▶ [Data shown]:
- - -
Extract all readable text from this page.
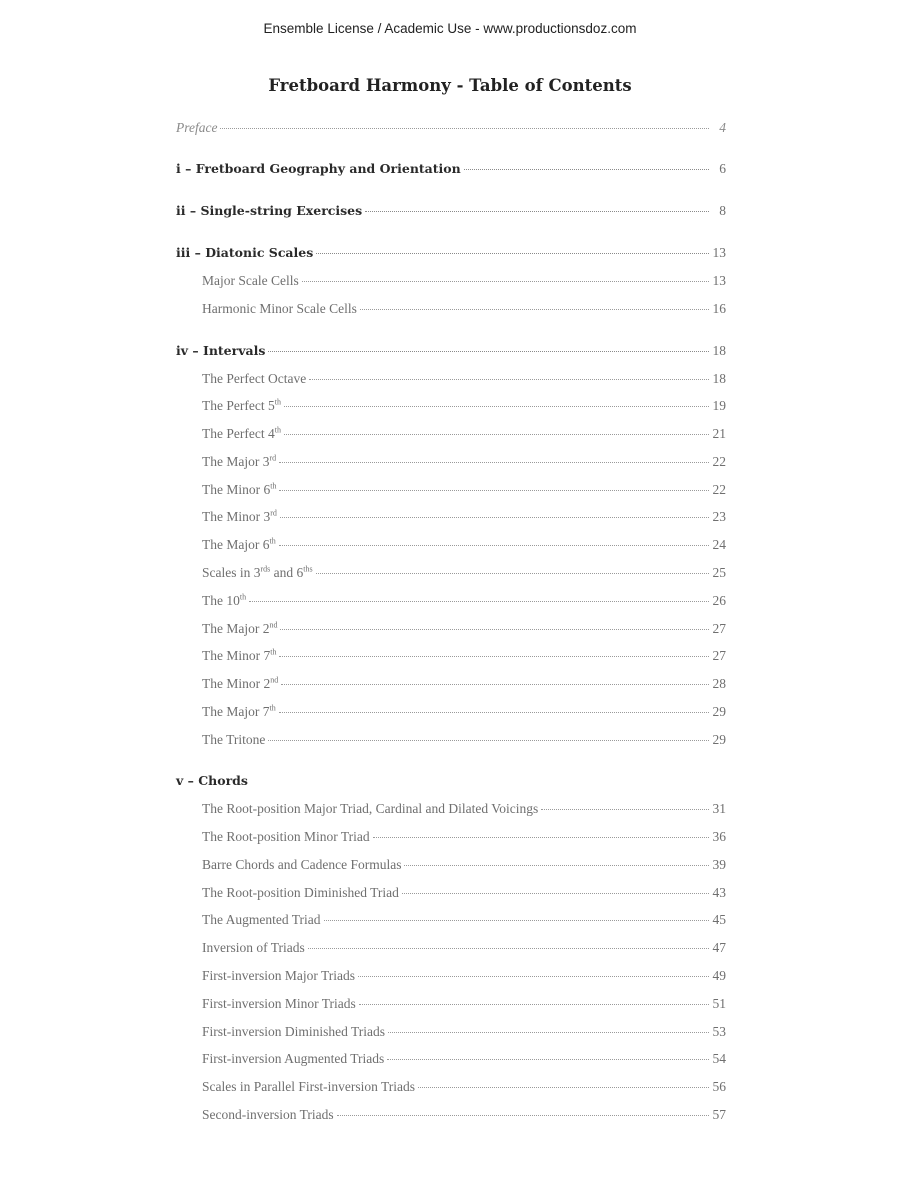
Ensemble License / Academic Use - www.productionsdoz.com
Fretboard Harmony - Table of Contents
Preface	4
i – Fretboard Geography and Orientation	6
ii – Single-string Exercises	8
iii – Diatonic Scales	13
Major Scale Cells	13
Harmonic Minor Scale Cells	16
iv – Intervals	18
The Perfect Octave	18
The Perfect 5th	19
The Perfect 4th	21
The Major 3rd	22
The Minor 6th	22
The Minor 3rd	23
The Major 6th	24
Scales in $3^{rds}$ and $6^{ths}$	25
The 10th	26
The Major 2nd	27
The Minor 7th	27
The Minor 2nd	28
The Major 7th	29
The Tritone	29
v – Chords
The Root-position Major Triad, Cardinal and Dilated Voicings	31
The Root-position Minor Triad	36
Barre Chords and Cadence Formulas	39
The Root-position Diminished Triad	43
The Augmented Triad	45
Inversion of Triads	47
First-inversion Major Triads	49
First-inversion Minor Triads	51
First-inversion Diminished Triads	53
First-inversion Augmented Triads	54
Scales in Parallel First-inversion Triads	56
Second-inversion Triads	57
- - -
Based on the listing, determine the number of lines that include the string "Fretboard", and give that number without further text.

2